* _WORK TO DO_:
Copy all the entries word for word, but omit the pictures.

* _GIVEN DATA_:
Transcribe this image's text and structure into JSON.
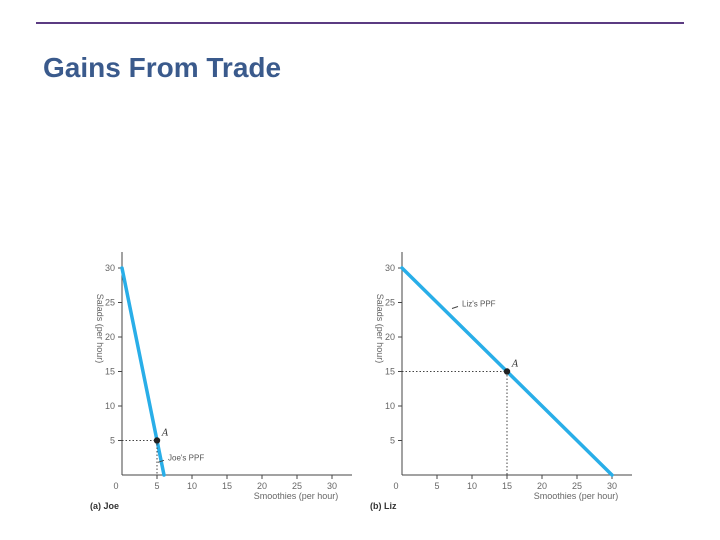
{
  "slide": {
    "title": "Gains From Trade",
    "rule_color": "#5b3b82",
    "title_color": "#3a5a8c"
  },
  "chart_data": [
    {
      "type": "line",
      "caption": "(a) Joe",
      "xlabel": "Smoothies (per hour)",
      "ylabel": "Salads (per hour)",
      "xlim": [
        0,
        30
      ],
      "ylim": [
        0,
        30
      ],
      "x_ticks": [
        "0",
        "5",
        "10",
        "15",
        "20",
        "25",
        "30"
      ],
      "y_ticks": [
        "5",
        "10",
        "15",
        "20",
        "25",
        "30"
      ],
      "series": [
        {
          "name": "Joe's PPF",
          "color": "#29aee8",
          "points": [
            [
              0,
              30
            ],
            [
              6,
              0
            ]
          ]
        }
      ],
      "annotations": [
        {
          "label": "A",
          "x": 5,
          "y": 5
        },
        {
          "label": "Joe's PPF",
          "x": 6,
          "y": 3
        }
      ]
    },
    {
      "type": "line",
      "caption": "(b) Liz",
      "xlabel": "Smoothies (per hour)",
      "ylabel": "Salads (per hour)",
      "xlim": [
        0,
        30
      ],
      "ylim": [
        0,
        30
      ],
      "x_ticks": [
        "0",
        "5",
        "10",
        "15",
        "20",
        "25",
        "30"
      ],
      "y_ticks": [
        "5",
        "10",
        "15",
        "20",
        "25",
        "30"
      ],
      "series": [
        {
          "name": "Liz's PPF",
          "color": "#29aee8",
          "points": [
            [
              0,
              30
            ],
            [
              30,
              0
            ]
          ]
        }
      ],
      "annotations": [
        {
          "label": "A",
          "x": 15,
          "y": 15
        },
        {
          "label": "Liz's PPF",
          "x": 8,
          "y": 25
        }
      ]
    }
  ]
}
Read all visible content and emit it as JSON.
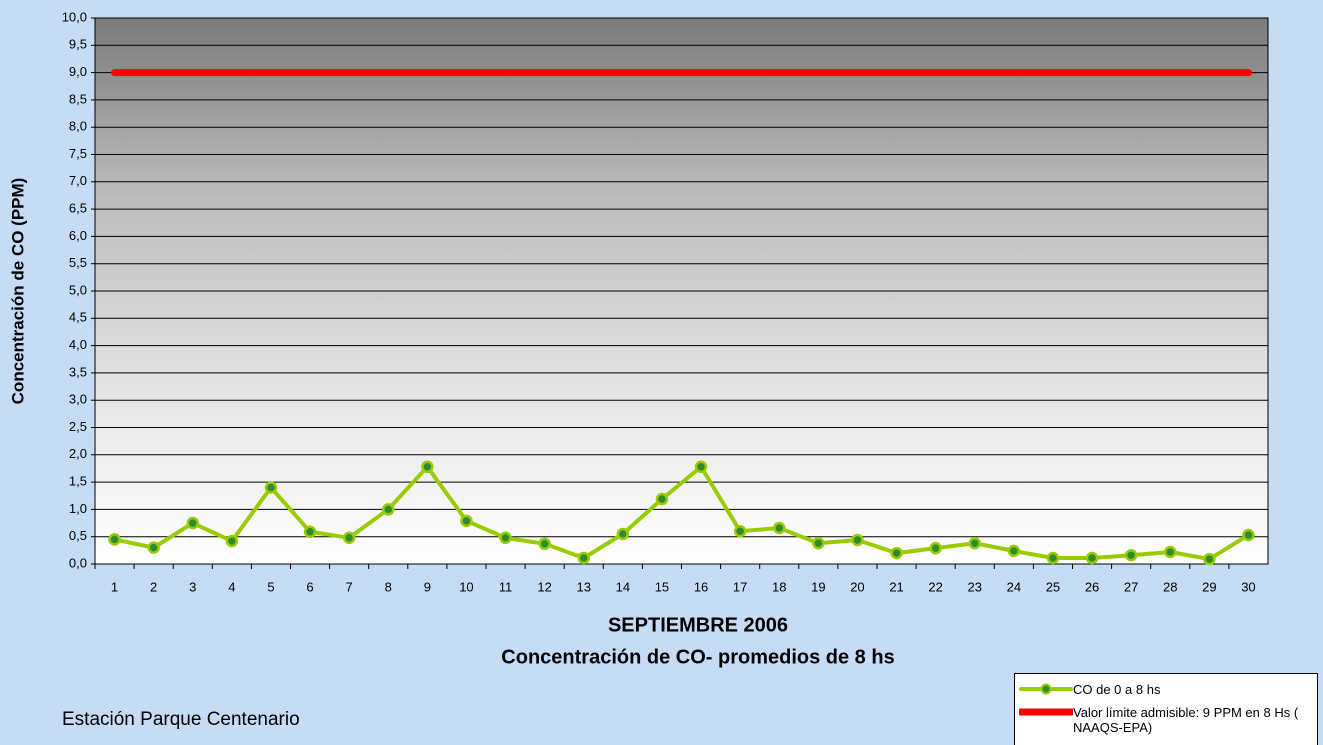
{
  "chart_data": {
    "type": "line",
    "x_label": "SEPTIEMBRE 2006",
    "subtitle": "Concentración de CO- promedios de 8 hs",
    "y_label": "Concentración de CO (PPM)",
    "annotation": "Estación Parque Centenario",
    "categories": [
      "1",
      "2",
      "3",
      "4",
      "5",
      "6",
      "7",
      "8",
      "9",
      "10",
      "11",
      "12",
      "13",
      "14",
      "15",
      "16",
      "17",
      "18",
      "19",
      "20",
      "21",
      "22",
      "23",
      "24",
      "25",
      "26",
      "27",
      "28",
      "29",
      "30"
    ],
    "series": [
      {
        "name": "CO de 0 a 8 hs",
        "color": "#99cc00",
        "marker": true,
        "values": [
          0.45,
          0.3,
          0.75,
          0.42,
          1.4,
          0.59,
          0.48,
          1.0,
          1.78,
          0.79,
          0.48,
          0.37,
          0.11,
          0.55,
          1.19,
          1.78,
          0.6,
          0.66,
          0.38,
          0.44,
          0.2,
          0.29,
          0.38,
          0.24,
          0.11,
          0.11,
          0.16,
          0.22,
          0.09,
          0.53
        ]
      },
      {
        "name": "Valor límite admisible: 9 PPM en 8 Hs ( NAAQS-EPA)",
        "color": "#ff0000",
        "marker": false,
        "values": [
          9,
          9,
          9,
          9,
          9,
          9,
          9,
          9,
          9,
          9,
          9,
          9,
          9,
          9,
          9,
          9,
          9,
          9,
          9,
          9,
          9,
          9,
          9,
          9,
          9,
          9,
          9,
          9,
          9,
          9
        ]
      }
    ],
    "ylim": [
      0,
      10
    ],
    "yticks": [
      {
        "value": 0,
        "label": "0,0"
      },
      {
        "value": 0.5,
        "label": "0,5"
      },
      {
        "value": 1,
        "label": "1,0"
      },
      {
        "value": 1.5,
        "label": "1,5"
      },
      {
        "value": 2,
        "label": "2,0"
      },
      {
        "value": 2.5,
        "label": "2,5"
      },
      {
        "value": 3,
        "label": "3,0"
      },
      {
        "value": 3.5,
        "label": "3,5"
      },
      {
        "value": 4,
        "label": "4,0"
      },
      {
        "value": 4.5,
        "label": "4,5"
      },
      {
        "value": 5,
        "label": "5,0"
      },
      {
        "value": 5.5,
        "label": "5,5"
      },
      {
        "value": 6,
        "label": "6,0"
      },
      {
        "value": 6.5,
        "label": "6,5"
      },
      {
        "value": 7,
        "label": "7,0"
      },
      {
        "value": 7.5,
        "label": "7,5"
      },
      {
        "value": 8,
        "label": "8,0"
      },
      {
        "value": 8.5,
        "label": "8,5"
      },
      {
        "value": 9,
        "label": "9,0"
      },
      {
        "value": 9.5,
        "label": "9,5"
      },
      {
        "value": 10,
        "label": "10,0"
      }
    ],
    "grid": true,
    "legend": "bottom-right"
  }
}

* _FINISHED ANSWER_:
Transcribe this image's text and structure into JSON.
{
  "slide": {
    "title": "Gains From Trade",
    "rule_color": "#5b3b82",
    "title_color": "#3a5a8c"
  },
  "chart_data": [
    {
      "type": "line",
      "caption": "(a) Joe",
      "xlabel": "Smoothies (per hour)",
      "ylabel": "Salads (per hour)",
      "xlim": [
        0,
        30
      ],
      "ylim": [
        0,
        30
      ],
      "x_ticks": [
        "0",
        "5",
        "10",
        "15",
        "20",
        "25",
        "30"
      ],
      "y_ticks": [
        "5",
        "10",
        "15",
        "20",
        "25",
        "30"
      ],
      "series": [
        {
          "name": "Joe's PPF",
          "color": "#29aee8",
          "points": [
            [
              0,
              30
            ],
            [
              6,
              0
            ]
          ]
        }
      ],
      "annotations": [
        {
          "label": "A",
          "x": 5,
          "y": 5
        },
        {
          "label": "Joe's PPF",
          "x": 6,
          "y": 3
        }
      ]
    },
    {
      "type": "line",
      "caption": "(b) Liz",
      "xlabel": "Smoothies (per hour)",
      "ylabel": "Salads (per hour)",
      "xlim": [
        0,
        30
      ],
      "ylim": [
        0,
        30
      ],
      "x_ticks": [
        "0",
        "5",
        "10",
        "15",
        "20",
        "25",
        "30"
      ],
      "y_ticks": [
        "5",
        "10",
        "15",
        "20",
        "25",
        "30"
      ],
      "series": [
        {
          "name": "Liz's PPF",
          "color": "#29aee8",
          "points": [
            [
              0,
              30
            ],
            [
              30,
              0
            ]
          ]
        }
      ],
      "annotations": [
        {
          "label": "A",
          "x": 15,
          "y": 15
        },
        {
          "label": "Liz's PPF",
          "x": 8,
          "y": 25
        }
      ]
    }
  ]
}
Read all visible content and emit it as JSON.
{
  "chart_data": {
    "type": "line",
    "x_label": "SEPTIEMBRE 2006",
    "subtitle": "Concentración de CO- promedios de 8 hs",
    "y_label": "Concentración de CO (PPM)",
    "annotation": "Estación Parque Centenario",
    "categories": [
      "1",
      "2",
      "3",
      "4",
      "5",
      "6",
      "7",
      "8",
      "9",
      "10",
      "11",
      "12",
      "13",
      "14",
      "15",
      "16",
      "17",
      "18",
      "19",
      "20",
      "21",
      "22",
      "23",
      "24",
      "25",
      "26",
      "27",
      "28",
      "29",
      "30"
    ],
    "series": [
      {
        "name": "CO de 0 a 8 hs",
        "color": "#99cc00",
        "marker": true,
        "values": [
          0.45,
          0.3,
          0.75,
          0.42,
          1.4,
          0.59,
          0.48,
          1.0,
          1.78,
          0.79,
          0.48,
          0.37,
          0.11,
          0.55,
          1.19,
          1.78,
          0.6,
          0.66,
          0.38,
          0.44,
          0.2,
          0.29,
          0.38,
          0.24,
          0.11,
          0.11,
          0.16,
          0.22,
          0.09,
          0.53
        ]
      },
      {
        "name": "Valor límite admisible: 9 PPM en 8 Hs ( NAAQS-EPA)",
        "color": "#ff0000",
        "marker": false,
        "values": [
          9,
          9,
          9,
          9,
          9,
          9,
          9,
          9,
          9,
          9,
          9,
          9,
          9,
          9,
          9,
          9,
          9,
          9,
          9,
          9,
          9,
          9,
          9,
          9,
          9,
          9,
          9,
          9,
          9,
          9
        ]
      }
    ],
    "ylim": [
      0,
      10
    ],
    "yticks": [
      {
        "value": 0,
        "label": "0,0"
      },
      {
        "value": 0.5,
        "label": "0,5"
      },
      {
        "value": 1,
        "label": "1,0"
      },
      {
        "value": 1.5,
        "label": "1,5"
      },
      {
        "value": 2,
        "label": "2,0"
      },
      {
        "value": 2.5,
        "label": "2,5"
      },
      {
        "value": 3,
        "label": "3,0"
      },
      {
        "value": 3.5,
        "label": "3,5"
      },
      {
        "value": 4,
        "label": "4,0"
      },
      {
        "value": 4.5,
        "label": "4,5"
      },
      {
        "value": 5,
        "label": "5,0"
      },
      {
        "value": 5.5,
        "label": "5,5"
      },
      {
        "value": 6,
        "label": "6,0"
      },
      {
        "value": 6.5,
        "label": "6,5"
      },
      {
        "value": 7,
        "label": "7,0"
      },
      {
        "value": 7.5,
        "label": "7,5"
      },
      {
        "value": 8,
        "label": "8,0"
      },
      {
        "value": 8.5,
        "label": "8,5"
      },
      {
        "value": 9,
        "label": "9,0"
      },
      {
        "value": 9.5,
        "label": "9,5"
      },
      {
        "value": 10,
        "label": "10,0"
      }
    ],
    "grid": true,
    "legend": "bottom-right"
  }
}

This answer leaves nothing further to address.